## RAW DATA
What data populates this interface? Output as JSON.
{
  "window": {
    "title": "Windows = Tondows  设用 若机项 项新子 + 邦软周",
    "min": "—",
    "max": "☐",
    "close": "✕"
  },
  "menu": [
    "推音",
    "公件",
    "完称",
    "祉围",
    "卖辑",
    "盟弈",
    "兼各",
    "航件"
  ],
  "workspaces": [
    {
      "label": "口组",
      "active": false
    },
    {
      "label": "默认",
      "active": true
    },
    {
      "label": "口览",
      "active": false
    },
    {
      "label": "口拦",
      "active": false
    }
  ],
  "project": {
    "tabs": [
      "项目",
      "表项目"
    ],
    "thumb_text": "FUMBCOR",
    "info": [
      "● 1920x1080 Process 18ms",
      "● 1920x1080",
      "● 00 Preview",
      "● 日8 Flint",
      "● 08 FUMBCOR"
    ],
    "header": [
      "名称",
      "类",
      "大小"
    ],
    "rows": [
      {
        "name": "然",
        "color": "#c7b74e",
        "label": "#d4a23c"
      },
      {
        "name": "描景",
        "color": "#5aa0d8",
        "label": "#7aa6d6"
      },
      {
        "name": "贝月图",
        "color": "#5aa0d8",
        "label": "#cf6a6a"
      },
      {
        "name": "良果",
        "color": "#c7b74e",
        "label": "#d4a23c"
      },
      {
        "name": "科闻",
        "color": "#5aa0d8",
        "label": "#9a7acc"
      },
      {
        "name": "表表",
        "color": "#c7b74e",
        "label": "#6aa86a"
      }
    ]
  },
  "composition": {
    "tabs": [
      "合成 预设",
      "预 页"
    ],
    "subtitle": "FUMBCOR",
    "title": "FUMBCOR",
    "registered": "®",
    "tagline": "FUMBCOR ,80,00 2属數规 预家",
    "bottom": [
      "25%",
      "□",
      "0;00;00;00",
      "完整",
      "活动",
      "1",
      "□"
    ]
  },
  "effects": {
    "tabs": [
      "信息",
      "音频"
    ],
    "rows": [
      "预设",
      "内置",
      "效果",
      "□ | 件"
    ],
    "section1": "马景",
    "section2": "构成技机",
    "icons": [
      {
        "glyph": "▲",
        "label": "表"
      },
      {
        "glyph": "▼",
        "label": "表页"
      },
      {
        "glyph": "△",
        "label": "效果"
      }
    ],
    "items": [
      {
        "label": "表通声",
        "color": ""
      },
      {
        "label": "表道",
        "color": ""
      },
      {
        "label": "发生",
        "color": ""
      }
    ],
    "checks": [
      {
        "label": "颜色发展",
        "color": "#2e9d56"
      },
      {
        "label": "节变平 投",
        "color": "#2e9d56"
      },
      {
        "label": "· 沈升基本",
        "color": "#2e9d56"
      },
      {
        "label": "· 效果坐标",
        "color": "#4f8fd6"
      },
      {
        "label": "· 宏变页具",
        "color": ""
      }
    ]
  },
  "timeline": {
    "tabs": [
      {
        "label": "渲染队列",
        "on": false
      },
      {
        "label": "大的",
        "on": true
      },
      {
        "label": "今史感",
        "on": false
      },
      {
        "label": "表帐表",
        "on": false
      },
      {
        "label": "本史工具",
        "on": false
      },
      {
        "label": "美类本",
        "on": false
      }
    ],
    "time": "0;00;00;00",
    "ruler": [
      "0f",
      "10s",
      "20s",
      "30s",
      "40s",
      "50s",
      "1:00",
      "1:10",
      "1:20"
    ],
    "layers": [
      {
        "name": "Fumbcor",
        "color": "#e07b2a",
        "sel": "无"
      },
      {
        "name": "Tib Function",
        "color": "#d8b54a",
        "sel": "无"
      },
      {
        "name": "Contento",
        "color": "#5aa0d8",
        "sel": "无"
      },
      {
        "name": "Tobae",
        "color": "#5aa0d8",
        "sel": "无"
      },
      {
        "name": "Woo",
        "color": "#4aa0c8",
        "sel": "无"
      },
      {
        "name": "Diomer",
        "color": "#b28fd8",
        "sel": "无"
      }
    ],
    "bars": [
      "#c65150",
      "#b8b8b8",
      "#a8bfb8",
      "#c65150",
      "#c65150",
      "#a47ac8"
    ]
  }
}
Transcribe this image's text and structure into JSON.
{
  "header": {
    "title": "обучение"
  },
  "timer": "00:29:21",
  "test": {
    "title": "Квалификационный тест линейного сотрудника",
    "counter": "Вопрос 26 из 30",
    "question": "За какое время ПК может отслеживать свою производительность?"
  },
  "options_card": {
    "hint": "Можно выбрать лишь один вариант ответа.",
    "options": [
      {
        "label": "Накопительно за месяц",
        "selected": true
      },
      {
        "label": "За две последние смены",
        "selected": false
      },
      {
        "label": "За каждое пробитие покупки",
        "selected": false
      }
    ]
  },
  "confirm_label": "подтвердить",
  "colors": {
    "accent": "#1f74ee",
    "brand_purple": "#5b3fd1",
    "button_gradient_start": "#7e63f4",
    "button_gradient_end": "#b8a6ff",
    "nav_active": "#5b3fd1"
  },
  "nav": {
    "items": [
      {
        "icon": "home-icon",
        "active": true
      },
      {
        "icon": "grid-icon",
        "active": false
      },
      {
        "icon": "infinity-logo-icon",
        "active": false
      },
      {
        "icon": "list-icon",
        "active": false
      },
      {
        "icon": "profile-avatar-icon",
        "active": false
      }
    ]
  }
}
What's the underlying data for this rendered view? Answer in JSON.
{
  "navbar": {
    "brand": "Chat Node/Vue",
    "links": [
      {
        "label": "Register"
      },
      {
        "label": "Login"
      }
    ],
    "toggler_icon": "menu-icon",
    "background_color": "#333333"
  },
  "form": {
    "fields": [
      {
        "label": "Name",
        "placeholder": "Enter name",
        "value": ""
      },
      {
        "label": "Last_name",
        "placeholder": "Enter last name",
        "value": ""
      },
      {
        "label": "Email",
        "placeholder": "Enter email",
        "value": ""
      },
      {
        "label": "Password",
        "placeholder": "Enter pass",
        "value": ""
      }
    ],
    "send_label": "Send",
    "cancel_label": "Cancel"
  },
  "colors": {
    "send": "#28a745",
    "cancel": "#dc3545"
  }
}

## TASK TO CARRY OUT
Would you give the material above again, complete and exact?

## RESULT OF THE EXERCISE
What data populates this interface? Output as JSON.
{
  "window": {
    "title": "Windows = Tondows  设用 若机项 项新子 + 邦软周",
    "min": "—",
    "max": "☐",
    "close": "✕"
  },
  "menu": [
    "推音",
    "公件",
    "完称",
    "祉围",
    "卖辑",
    "盟弈",
    "兼各",
    "航件"
  ],
  "workspaces": [
    {
      "label": "口组",
      "active": false
    },
    {
      "label": "默认",
      "active": true
    },
    {
      "label": "口览",
      "active": false
    },
    {
      "label": "口拦",
      "active": false
    }
  ],
  "project": {
    "tabs": [
      "项目",
      "表项目"
    ],
    "thumb_text": "FUMBCOR",
    "info": [
      "● 1920x1080 Process 18ms",
      "● 1920x1080",
      "● 00 Preview",
      "● 日8 Flint",
      "● 08 FUMBCOR"
    ],
    "header": [
      "名称",
      "类",
      "大小"
    ],
    "rows": [
      {
        "name": "然",
        "color": "#c7b74e",
        "label": "#d4a23c"
      },
      {
        "name": "描景",
        "color": "#5aa0d8",
        "label": "#7aa6d6"
      },
      {
        "name": "贝月图",
        "color": "#5aa0d8",
        "label": "#cf6a6a"
      },
      {
        "name": "良果",
        "color": "#c7b74e",
        "label": "#d4a23c"
      },
      {
        "name": "科闻",
        "color": "#5aa0d8",
        "label": "#9a7acc"
      },
      {
        "name": "表表",
        "color": "#c7b74e",
        "label": "#6aa86a"
      }
    ]
  },
  "composition": {
    "tabs": [
      "合成 预设",
      "预 页"
    ],
    "subtitle": "FUMBCOR",
    "title": "FUMBCOR",
    "registered": "®",
    "tagline": "FUMBCOR ,80,00 2属數规 预家",
    "bottom": [
      "25%",
      "□",
      "0;00;00;00",
      "完整",
      "活动",
      "1",
      "□"
    ]
  },
  "effects": {
    "tabs": [
      "信息",
      "音频"
    ],
    "rows": [
      "预设",
      "内置",
      "效果",
      "□ | 件"
    ],
    "section1": "马景",
    "section2": "构成技机",
    "icons": [
      {
        "glyph": "▲",
        "label": "表"
      },
      {
        "glyph": "▼",
        "label": "表页"
      },
      {
        "glyph": "△",
        "label": "效果"
      }
    ],
    "items": [
      {
        "label": "表通声",
        "color": ""
      },
      {
        "label": "表道",
        "color": ""
      },
      {
        "label": "发生",
        "color": ""
      }
    ],
    "checks": [
      {
        "label": "颜色发展",
        "color": "#2e9d56"
      },
      {
        "label": "节变平 投",
        "color": "#2e9d56"
      },
      {
        "label": "· 沈升基本",
        "color": "#2e9d56"
      },
      {
        "label": "· 效果坐标",
        "color": "#4f8fd6"
      },
      {
        "label": "· 宏变页具",
        "color": ""
      }
    ]
  },
  "timeline": {
    "tabs": [
      {
        "label": "渲染队列",
        "on": false
      },
      {
        "label": "大的",
        "on": true
      },
      {
        "label": "今史感",
        "on": false
      },
      {
        "label": "表帐表",
        "on": false
      },
      {
        "label": "本史工具",
        "on": false
      },
      {
        "label": "美类本",
        "on": false
      }
    ],
    "time": "0;00;00;00",
    "ruler": [
      "0f",
      "10s",
      "20s",
      "30s",
      "40s",
      "50s",
      "1:00",
      "1:10",
      "1:20"
    ],
    "layers": [
      {
        "name": "Fumbcor",
        "color": "#e07b2a",
        "sel": "无"
      },
      {
        "name": "Tib Function",
        "color": "#d8b54a",
        "sel": "无"
      },
      {
        "name": "Contento",
        "color": "#5aa0d8",
        "sel": "无"
      },
      {
        "name": "Tobae",
        "color": "#5aa0d8",
        "sel": "无"
      },
      {
        "name": "Woo",
        "color": "#4aa0c8",
        "sel": "无"
      },
      {
        "name": "Diomer",
        "color": "#b28fd8",
        "sel": "无"
      }
    ],
    "bars": [
      "#c65150",
      "#b8b8b8",
      "#a8bfb8",
      "#c65150",
      "#c65150",
      "#a47ac8"
    ]
  }
}
Transcribe this image's text and structure into JSON.
{
  "header": {
    "title": "обучение"
  },
  "timer": "00:29:21",
  "test": {
    "title": "Квалификационный тест линейного сотрудника",
    "counter": "Вопрос 26 из 30",
    "question": "За какое время ПК может отслеживать свою производительность?"
  },
  "options_card": {
    "hint": "Можно выбрать лишь один вариант ответа.",
    "options": [
      {
        "label": "Накопительно за месяц",
        "selected": true
      },
      {
        "label": "За две последние смены",
        "selected": false
      },
      {
        "label": "За каждое пробитие покупки",
        "selected": false
      }
    ]
  },
  "confirm_label": "подтвердить",
  "colors": {
    "accent": "#1f74ee",
    "brand_purple": "#5b3fd1",
    "button_gradient_start": "#7e63f4",
    "button_gradient_end": "#b8a6ff",
    "nav_active": "#5b3fd1"
  },
  "nav": {
    "items": [
      {
        "icon": "home-icon",
        "active": true
      },
      {
        "icon": "grid-icon",
        "active": false
      },
      {
        "icon": "infinity-logo-icon",
        "active": false
      },
      {
        "icon": "list-icon",
        "active": false
      },
      {
        "icon": "profile-avatar-icon",
        "active": false
      }
    ]
  }
}
What's the underlying data for this rendered view? Answer in JSON.
{
  "navbar": {
    "brand": "Chat Node/Vue",
    "links": [
      {
        "label": "Register"
      },
      {
        "label": "Login"
      }
    ],
    "toggler_icon": "menu-icon",
    "background_color": "#333333"
  },
  "form": {
    "fields": [
      {
        "label": "Name",
        "placeholder": "Enter name",
        "value": ""
      },
      {
        "label": "Last_name",
        "placeholder": "Enter last name",
        "value": ""
      },
      {
        "label": "Email",
        "placeholder": "Enter email",
        "value": ""
      },
      {
        "label": "Password",
        "placeholder": "Enter pass",
        "value": ""
      }
    ],
    "send_label": "Send",
    "cancel_label": "Cancel"
  },
  "colors": {
    "send": "#28a745",
    "cancel": "#dc3545"
  }
}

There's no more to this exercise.